→ **TO DO**
Check every line below for the word "Park" and give only the number of lines where it appears.

[Items listed in a dataset]
>>>>>

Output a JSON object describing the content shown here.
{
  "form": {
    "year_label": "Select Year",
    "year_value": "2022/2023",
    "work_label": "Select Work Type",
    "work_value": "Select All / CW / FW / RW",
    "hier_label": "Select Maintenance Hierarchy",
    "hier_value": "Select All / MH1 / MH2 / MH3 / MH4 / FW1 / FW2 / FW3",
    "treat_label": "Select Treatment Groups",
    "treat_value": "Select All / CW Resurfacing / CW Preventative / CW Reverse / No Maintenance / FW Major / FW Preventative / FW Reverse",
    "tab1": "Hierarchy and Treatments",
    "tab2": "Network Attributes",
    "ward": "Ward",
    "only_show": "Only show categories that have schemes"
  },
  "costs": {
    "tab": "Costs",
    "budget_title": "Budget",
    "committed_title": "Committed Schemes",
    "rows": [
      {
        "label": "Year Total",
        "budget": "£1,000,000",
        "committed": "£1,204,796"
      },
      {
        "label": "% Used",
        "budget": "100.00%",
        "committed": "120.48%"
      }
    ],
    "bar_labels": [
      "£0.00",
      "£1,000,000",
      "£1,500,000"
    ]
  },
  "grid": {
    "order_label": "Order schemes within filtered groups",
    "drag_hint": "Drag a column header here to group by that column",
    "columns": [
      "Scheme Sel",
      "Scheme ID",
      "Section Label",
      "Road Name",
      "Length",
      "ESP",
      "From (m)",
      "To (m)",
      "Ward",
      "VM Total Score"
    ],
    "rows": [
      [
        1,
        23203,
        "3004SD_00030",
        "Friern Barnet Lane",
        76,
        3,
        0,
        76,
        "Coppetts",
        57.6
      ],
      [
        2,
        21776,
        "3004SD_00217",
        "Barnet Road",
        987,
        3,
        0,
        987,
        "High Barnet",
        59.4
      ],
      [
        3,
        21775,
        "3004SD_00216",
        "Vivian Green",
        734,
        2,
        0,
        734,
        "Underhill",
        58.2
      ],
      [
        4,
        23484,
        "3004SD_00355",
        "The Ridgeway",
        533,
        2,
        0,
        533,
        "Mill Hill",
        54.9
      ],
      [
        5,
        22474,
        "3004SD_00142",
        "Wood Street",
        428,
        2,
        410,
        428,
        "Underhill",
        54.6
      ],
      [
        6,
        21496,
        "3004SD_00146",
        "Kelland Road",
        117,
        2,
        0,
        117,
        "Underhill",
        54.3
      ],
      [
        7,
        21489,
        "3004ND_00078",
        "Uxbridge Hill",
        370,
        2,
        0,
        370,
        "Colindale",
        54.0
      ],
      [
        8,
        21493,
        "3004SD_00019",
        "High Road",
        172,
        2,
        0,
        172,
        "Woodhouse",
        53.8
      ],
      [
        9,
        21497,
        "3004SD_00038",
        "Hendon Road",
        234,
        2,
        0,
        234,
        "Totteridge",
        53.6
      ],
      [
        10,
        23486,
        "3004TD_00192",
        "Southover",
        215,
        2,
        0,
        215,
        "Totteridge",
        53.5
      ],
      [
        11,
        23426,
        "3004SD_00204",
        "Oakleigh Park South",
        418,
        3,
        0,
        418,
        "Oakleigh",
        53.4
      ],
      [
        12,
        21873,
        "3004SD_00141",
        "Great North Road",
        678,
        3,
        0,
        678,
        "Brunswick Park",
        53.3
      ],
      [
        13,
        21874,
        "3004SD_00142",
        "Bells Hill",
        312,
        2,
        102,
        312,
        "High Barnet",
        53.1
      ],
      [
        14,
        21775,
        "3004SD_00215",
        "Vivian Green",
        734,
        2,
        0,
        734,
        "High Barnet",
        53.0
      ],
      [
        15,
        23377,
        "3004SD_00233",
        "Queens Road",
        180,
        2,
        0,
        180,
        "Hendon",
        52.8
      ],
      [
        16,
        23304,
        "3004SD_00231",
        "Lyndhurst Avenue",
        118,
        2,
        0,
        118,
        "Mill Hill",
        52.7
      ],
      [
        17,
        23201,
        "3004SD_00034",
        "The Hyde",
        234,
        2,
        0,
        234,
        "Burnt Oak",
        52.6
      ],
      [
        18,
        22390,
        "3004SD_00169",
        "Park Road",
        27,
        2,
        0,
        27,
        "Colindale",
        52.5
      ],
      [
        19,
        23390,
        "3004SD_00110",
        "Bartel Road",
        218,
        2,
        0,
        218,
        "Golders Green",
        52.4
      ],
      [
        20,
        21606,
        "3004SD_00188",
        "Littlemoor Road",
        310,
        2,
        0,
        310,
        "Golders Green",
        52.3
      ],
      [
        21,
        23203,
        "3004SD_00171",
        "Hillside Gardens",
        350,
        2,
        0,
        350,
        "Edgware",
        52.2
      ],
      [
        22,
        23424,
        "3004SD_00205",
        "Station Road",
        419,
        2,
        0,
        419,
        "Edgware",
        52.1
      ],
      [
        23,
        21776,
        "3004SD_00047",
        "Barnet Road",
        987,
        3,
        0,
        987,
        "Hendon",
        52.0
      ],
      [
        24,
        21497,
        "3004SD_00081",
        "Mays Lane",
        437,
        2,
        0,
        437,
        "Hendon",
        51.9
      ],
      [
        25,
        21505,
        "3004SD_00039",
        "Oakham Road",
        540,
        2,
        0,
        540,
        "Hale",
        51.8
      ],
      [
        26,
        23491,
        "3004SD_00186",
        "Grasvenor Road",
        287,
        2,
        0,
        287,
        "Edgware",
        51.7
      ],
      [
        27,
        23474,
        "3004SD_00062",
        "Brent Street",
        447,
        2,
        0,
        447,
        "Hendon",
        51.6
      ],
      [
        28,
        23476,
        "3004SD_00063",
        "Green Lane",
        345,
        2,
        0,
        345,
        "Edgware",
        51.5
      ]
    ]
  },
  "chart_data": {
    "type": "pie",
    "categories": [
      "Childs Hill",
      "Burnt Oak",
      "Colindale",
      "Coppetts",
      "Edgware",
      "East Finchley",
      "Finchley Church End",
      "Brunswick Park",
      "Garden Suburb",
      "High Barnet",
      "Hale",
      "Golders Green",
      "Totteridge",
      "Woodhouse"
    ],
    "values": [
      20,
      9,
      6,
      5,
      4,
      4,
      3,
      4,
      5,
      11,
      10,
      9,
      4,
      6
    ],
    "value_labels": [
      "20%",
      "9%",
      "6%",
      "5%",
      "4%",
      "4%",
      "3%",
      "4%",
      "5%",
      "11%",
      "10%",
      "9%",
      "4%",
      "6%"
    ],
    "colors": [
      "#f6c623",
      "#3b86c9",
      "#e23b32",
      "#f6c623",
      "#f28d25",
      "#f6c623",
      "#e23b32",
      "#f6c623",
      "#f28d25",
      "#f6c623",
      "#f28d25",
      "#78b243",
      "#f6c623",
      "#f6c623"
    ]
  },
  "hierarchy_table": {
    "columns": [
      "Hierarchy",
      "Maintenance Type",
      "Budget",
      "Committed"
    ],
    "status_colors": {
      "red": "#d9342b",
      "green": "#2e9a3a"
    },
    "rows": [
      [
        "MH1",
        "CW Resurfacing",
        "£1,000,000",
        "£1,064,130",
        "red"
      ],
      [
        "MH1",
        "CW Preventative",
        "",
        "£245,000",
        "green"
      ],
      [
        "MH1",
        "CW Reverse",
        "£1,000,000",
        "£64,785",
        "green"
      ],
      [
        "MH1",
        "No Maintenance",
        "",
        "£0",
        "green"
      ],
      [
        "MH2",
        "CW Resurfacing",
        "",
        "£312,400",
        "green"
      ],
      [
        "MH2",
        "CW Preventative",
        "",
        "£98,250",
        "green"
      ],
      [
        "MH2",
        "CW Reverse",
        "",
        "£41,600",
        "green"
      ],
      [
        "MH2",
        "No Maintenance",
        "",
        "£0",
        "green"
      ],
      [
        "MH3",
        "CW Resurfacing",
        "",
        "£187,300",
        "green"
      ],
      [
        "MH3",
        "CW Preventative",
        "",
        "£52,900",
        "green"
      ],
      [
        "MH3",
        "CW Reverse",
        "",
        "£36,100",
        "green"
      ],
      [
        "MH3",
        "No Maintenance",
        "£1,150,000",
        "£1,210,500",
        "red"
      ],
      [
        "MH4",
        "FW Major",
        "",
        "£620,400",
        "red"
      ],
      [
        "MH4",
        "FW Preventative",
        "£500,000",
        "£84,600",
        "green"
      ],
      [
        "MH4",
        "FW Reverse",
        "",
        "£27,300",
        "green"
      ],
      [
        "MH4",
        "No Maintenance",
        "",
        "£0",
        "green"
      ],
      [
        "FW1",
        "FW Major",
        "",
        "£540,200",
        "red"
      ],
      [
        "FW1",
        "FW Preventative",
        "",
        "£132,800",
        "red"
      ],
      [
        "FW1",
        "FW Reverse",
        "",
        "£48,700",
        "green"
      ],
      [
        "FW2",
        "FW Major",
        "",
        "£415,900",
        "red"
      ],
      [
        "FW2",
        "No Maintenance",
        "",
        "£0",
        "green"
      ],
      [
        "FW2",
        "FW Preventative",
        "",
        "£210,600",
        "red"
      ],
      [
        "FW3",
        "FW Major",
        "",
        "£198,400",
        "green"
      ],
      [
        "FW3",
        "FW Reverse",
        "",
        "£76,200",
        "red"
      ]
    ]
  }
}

<<<<<

→ **FINISHED ANSWER**
4